Problem to work on: Without including any pictures, write out all the entries exactly.

[Data records]
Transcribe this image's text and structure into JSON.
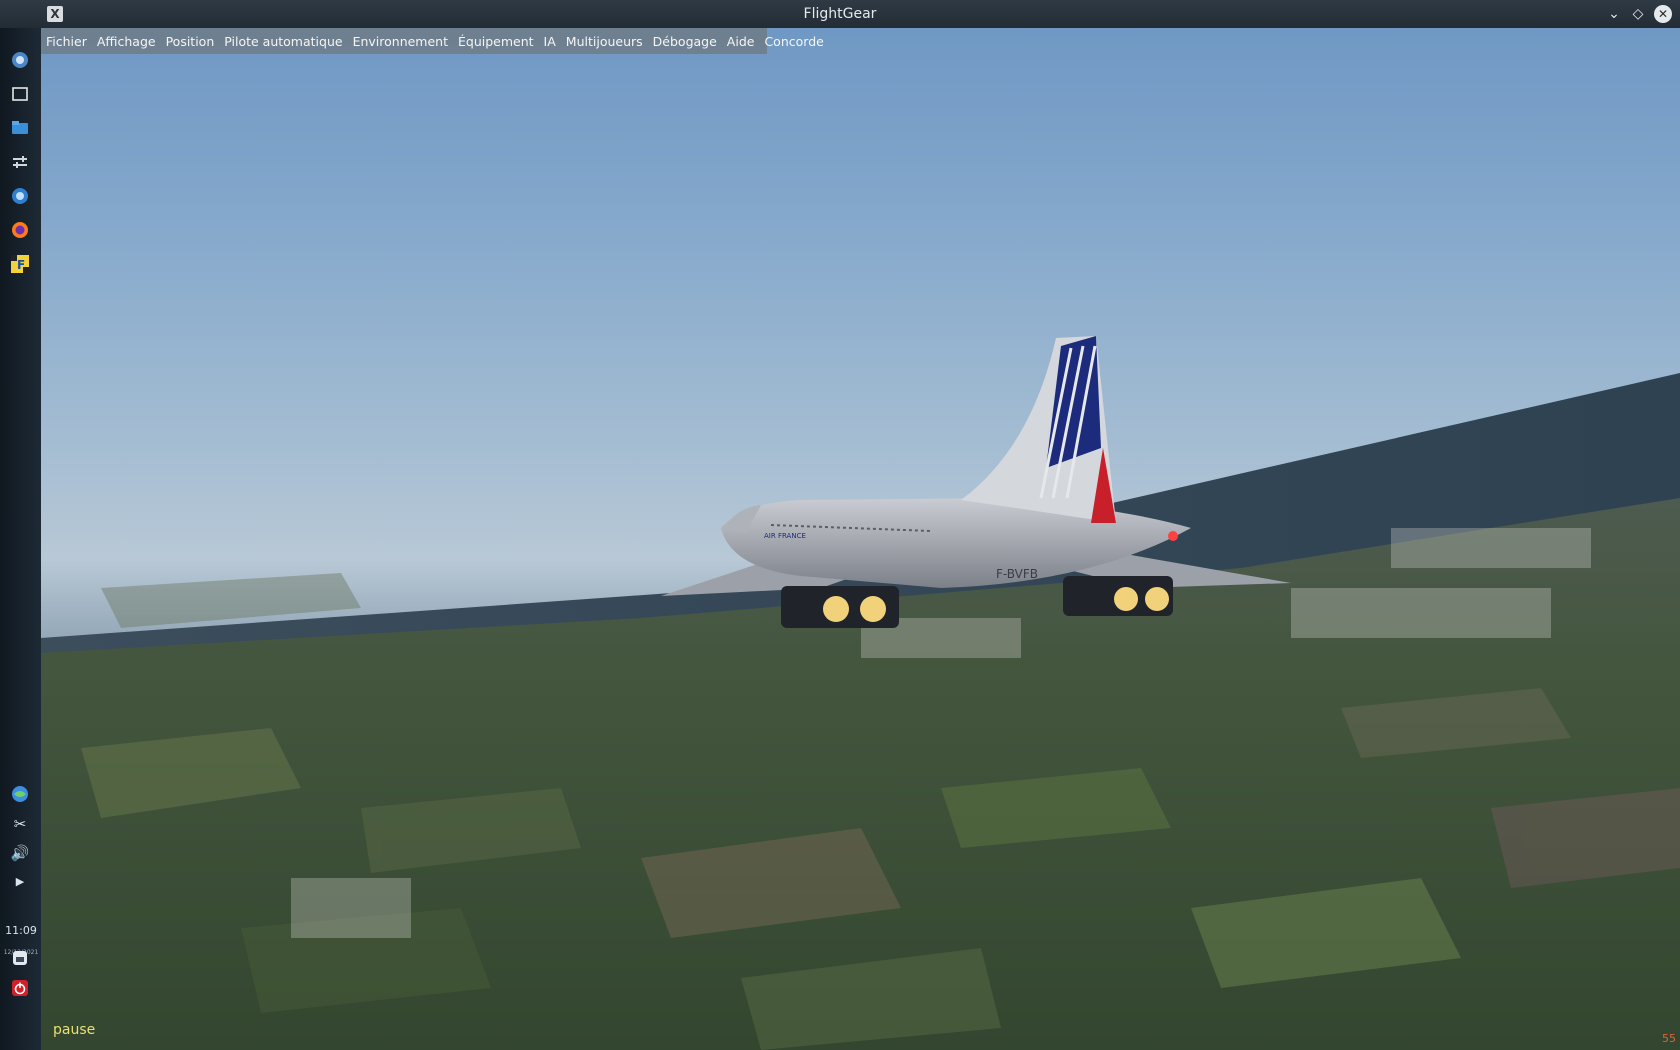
{
  "window": {
    "title": "FlightGear"
  },
  "menu": {
    "items": [
      "Fichier",
      "Affichage",
      "Position",
      "Pilote automatique",
      "Environnement",
      "Équipement",
      "IA",
      "Multijoueurs",
      "Débogage",
      "Aide",
      "Concorde"
    ]
  },
  "dock": {
    "icons": [
      "kde-menu-icon",
      "desktop-icon",
      "file-manager-icon",
      "settings-icon",
      "system-settings-icon",
      "firefox-icon",
      "flightgear-icon"
    ],
    "tray_icons": [
      "network-icon",
      "scissors-icon",
      "volume-icon",
      "expand-arrow-icon"
    ],
    "clock": "11:09",
    "date": "12/12/2021",
    "bottom_icons": [
      "lock-icon",
      "power-icon"
    ]
  },
  "aircraft": {
    "registration": "F-BVFB",
    "livery_text": "AIR FRANCE"
  },
  "hud": {
    "status": "pause",
    "fps": "55"
  },
  "colors": {
    "livery_blue": "#1c2b7c",
    "livery_red": "#c8202a",
    "pause_text": "#e8e070"
  }
}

Answer below:
Transcribe this image's text and structure into JSON.
{
  "window": {
    "title": "FlightGear"
  },
  "menu": {
    "items": [
      "Fichier",
      "Affichage",
      "Position",
      "Pilote automatique",
      "Environnement",
      "Équipement",
      "IA",
      "Multijoueurs",
      "Débogage",
      "Aide",
      "Concorde"
    ]
  },
  "dock": {
    "icons": [
      "kde-menu-icon",
      "desktop-icon",
      "file-manager-icon",
      "settings-icon",
      "system-settings-icon",
      "firefox-icon",
      "flightgear-icon"
    ],
    "tray_icons": [
      "network-icon",
      "scissors-icon",
      "volume-icon",
      "expand-arrow-icon"
    ],
    "clock": "11:09",
    "date": "12/12/2021",
    "bottom_icons": [
      "lock-icon",
      "power-icon"
    ]
  },
  "aircraft": {
    "registration": "F-BVFB",
    "livery_text": "AIR FRANCE"
  },
  "hud": {
    "status": "pause",
    "fps": "55"
  },
  "colors": {
    "livery_blue": "#1c2b7c",
    "livery_red": "#c8202a",
    "pause_text": "#e8e070"
  }
}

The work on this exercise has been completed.